__TASK GOAL__: Which lines hold the word "usage"? Copy each one.

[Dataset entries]
--- Begin ---

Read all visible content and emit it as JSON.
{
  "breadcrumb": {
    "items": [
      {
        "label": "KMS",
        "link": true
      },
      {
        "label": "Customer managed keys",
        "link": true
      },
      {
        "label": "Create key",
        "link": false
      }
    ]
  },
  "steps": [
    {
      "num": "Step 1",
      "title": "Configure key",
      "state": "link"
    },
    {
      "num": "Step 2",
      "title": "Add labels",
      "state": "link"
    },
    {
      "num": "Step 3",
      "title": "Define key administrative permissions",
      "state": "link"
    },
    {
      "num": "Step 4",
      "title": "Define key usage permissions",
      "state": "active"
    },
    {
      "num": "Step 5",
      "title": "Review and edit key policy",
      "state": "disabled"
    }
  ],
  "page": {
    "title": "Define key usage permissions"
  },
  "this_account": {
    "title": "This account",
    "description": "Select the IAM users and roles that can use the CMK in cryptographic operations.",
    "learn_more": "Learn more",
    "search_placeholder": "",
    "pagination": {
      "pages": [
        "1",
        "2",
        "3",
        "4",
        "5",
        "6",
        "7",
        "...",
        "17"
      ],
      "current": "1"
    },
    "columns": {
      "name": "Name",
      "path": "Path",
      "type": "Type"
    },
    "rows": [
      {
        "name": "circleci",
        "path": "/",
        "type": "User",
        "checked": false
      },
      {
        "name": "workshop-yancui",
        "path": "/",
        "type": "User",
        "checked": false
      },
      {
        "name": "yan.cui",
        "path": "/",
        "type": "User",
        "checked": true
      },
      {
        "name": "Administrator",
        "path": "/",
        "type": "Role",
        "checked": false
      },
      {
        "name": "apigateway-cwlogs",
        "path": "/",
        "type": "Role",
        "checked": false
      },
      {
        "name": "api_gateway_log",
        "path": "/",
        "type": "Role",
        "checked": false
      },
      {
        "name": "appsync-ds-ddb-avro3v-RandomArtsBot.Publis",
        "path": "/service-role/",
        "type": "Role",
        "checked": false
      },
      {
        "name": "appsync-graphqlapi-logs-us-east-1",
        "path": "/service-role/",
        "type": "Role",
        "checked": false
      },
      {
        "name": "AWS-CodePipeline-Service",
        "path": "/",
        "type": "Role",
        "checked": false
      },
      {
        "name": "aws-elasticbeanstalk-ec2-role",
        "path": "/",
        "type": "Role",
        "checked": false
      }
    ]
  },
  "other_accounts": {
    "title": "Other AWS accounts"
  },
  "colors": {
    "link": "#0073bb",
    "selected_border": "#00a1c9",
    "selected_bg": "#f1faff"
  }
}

--- End ---

__RESULT OF THIS TASK__:
      "title": "Define key usage permissions",
    "title": "Define key usage permissions"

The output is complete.